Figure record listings
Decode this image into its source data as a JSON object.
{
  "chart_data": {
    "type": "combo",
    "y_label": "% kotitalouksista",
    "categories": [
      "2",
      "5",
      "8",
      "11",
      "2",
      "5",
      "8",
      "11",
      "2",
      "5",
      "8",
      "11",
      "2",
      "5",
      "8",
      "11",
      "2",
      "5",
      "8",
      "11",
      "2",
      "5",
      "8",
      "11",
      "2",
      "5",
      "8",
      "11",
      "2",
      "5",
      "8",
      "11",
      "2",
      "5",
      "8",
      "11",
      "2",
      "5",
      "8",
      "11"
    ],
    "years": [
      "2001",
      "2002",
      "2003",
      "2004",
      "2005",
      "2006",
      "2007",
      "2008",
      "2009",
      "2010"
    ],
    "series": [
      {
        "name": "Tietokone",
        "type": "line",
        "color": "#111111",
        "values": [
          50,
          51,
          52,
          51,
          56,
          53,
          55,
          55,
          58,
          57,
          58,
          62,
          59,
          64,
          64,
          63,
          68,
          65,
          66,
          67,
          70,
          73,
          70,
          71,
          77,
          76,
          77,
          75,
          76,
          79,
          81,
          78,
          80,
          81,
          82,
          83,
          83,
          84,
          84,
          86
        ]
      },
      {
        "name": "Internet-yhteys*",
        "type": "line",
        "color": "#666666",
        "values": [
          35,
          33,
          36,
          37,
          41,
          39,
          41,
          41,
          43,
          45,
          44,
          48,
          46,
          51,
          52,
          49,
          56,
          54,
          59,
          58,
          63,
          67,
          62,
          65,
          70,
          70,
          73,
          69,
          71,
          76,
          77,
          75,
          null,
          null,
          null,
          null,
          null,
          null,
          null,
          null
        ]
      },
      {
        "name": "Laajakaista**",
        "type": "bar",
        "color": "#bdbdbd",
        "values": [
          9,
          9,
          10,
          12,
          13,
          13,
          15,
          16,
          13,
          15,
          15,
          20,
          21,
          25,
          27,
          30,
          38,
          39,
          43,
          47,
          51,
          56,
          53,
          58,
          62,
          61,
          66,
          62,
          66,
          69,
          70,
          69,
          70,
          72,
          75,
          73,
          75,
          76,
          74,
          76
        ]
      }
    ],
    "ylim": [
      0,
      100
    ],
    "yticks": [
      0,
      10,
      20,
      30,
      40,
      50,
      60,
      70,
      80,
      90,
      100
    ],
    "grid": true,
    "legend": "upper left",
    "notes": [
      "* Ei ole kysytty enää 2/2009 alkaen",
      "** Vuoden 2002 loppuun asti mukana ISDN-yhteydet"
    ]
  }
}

* [What to do]
Extract each line from the listing above, please, and repeat it exactly.

* [Written answer]
Decode this image into its source data as a JSON object.
{
  "chart_data": {
    "type": "combo",
    "y_label": "% kotitalouksista",
    "categories": [
      "2",
      "5",
      "8",
      "11",
      "2",
      "5",
      "8",
      "11",
      "2",
      "5",
      "8",
      "11",
      "2",
      "5",
      "8",
      "11",
      "2",
      "5",
      "8",
      "11",
      "2",
      "5",
      "8",
      "11",
      "2",
      "5",
      "8",
      "11",
      "2",
      "5",
      "8",
      "11",
      "2",
      "5",
      "8",
      "11",
      "2",
      "5",
      "8",
      "11"
    ],
    "years": [
      "2001",
      "2002",
      "2003",
      "2004",
      "2005",
      "2006",
      "2007",
      "2008",
      "2009",
      "2010"
    ],
    "series": [
      {
        "name": "Tietokone",
        "type": "line",
        "color": "#111111",
        "values": [
          50,
          51,
          52,
          51,
          56,
          53,
          55,
          55,
          58,
          57,
          58,
          62,
          59,
          64,
          64,
          63,
          68,
          65,
          66,
          67,
          70,
          73,
          70,
          71,
          77,
          76,
          77,
          75,
          76,
          79,
          81,
          78,
          80,
          81,
          82,
          83,
          83,
          84,
          84,
          86
        ]
      },
      {
        "name": "Internet-yhteys*",
        "type": "line",
        "color": "#666666",
        "values": [
          35,
          33,
          36,
          37,
          41,
          39,
          41,
          41,
          43,
          45,
          44,
          48,
          46,
          51,
          52,
          49,
          56,
          54,
          59,
          58,
          63,
          67,
          62,
          65,
          70,
          70,
          73,
          69,
          71,
          76,
          77,
          75,
          null,
          null,
          null,
          null,
          null,
          null,
          null,
          null
        ]
      },
      {
        "name": "Laajakaista**",
        "type": "bar",
        "color": "#bdbdbd",
        "values": [
          9,
          9,
          10,
          12,
          13,
          13,
          15,
          16,
          13,
          15,
          15,
          20,
          21,
          25,
          27,
          30,
          38,
          39,
          43,
          47,
          51,
          56,
          53,
          58,
          62,
          61,
          66,
          62,
          66,
          69,
          70,
          69,
          70,
          72,
          75,
          73,
          75,
          76,
          74,
          76
        ]
      }
    ],
    "ylim": [
      0,
      100
    ],
    "yticks": [
      0,
      10,
      20,
      30,
      40,
      50,
      60,
      70,
      80,
      90,
      100
    ],
    "grid": true,
    "legend": "upper left",
    "notes": [
      "* Ei ole kysytty enää 2/2009 alkaen",
      "** Vuoden 2002 loppuun asti mukana ISDN-yhteydet"
    ]
  }
}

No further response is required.